_PROBLEM DESCRIPTION:_ Check every line below for the word "page" and show those that hold it.

□ □ □

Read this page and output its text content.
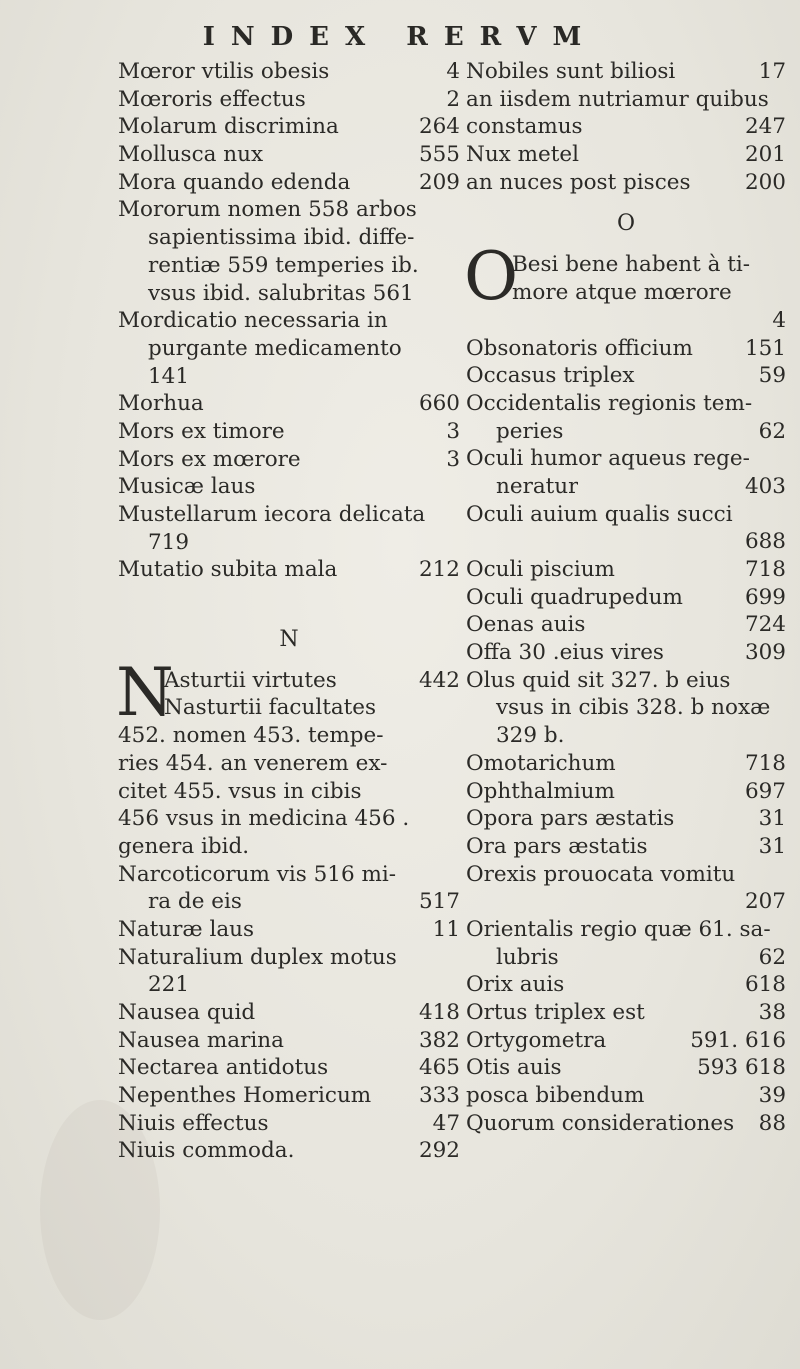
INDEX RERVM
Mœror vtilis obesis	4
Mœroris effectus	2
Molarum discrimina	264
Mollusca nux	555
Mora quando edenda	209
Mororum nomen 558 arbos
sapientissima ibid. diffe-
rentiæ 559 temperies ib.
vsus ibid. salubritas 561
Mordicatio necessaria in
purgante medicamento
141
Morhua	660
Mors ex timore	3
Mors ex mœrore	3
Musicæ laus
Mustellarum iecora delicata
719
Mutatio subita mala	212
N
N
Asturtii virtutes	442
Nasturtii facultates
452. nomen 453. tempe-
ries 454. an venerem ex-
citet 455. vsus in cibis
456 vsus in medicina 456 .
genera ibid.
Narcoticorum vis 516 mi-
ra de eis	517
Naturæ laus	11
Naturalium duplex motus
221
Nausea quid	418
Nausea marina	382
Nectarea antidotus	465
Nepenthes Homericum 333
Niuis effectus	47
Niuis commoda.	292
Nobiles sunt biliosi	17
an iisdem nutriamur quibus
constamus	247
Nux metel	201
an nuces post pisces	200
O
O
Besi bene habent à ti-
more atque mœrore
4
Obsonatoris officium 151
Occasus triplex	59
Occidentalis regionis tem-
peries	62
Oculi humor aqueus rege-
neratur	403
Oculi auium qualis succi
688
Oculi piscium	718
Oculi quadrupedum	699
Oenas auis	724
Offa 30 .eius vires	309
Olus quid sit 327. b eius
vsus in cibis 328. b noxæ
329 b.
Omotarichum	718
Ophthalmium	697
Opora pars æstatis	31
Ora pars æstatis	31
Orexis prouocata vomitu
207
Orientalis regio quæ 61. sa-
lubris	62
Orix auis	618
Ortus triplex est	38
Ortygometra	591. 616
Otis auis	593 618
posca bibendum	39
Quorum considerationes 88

□ □ □

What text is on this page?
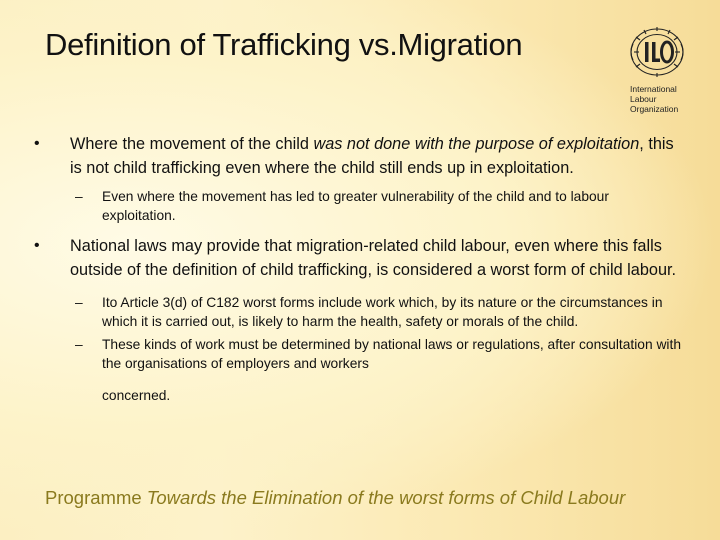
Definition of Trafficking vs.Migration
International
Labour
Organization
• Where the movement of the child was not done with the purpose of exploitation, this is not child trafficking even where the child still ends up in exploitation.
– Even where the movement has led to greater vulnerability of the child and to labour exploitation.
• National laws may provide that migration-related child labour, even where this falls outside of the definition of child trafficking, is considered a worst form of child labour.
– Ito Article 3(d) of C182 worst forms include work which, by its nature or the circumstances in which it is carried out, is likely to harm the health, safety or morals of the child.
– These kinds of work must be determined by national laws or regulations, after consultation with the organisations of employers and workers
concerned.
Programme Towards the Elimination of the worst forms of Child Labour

□ □ □

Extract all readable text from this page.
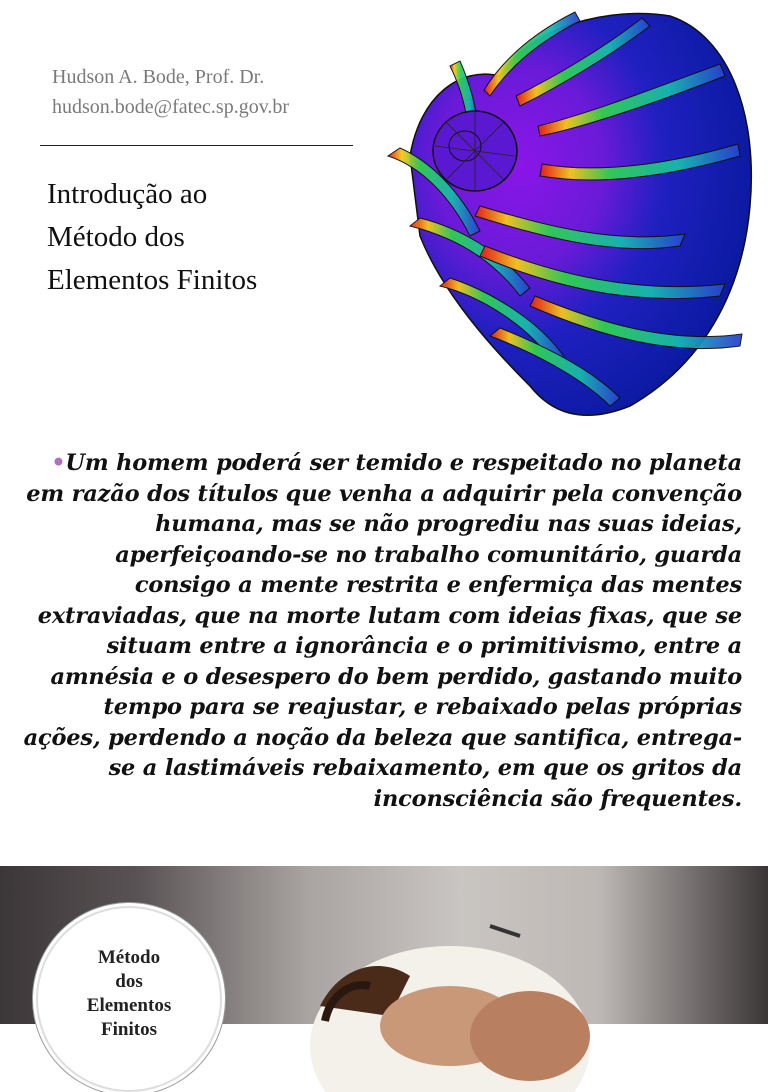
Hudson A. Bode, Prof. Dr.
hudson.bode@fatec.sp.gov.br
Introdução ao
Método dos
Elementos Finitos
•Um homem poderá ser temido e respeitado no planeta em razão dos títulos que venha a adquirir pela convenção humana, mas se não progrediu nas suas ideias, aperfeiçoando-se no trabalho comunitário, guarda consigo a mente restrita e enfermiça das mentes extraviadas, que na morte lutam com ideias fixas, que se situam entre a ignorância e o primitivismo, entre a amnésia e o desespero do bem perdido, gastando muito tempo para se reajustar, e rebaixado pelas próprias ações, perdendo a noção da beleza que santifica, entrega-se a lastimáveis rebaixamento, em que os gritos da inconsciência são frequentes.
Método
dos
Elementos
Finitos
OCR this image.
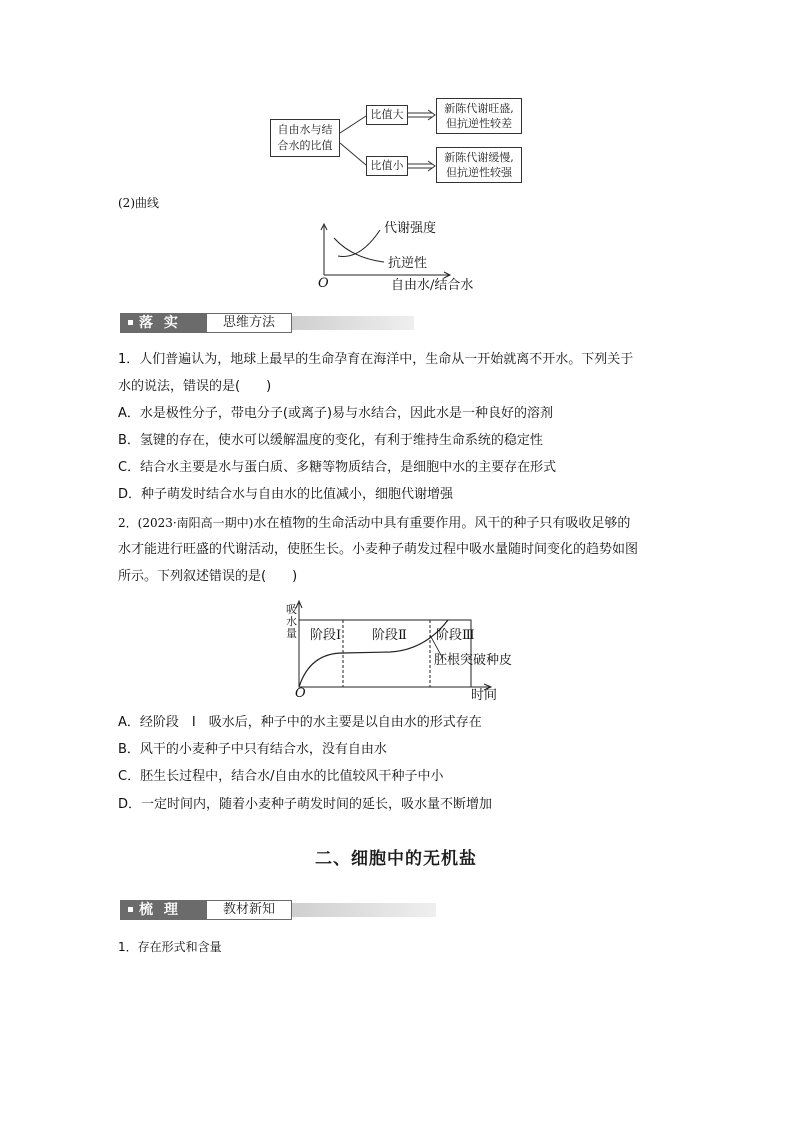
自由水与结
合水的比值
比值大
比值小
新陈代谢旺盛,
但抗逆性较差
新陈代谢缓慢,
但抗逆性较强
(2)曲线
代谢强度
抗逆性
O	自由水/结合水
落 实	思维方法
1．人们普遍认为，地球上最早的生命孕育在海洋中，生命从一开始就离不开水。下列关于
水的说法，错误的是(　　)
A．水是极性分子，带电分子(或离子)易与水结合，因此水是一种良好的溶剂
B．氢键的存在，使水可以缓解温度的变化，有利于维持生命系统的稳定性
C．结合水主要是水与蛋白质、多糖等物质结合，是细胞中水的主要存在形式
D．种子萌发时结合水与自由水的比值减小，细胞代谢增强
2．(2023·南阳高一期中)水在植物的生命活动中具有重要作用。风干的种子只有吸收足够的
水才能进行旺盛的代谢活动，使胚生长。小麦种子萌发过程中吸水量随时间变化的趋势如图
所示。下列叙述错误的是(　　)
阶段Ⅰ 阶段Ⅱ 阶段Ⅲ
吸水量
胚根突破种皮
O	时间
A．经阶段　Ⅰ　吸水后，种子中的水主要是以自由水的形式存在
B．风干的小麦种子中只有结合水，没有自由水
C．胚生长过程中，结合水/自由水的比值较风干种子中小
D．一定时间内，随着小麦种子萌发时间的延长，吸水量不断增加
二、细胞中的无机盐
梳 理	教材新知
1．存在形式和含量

□ □ □

_IN RESPONSE:_
Read this page and output its text content.
What text is on this page?
Extract all readable text from this page.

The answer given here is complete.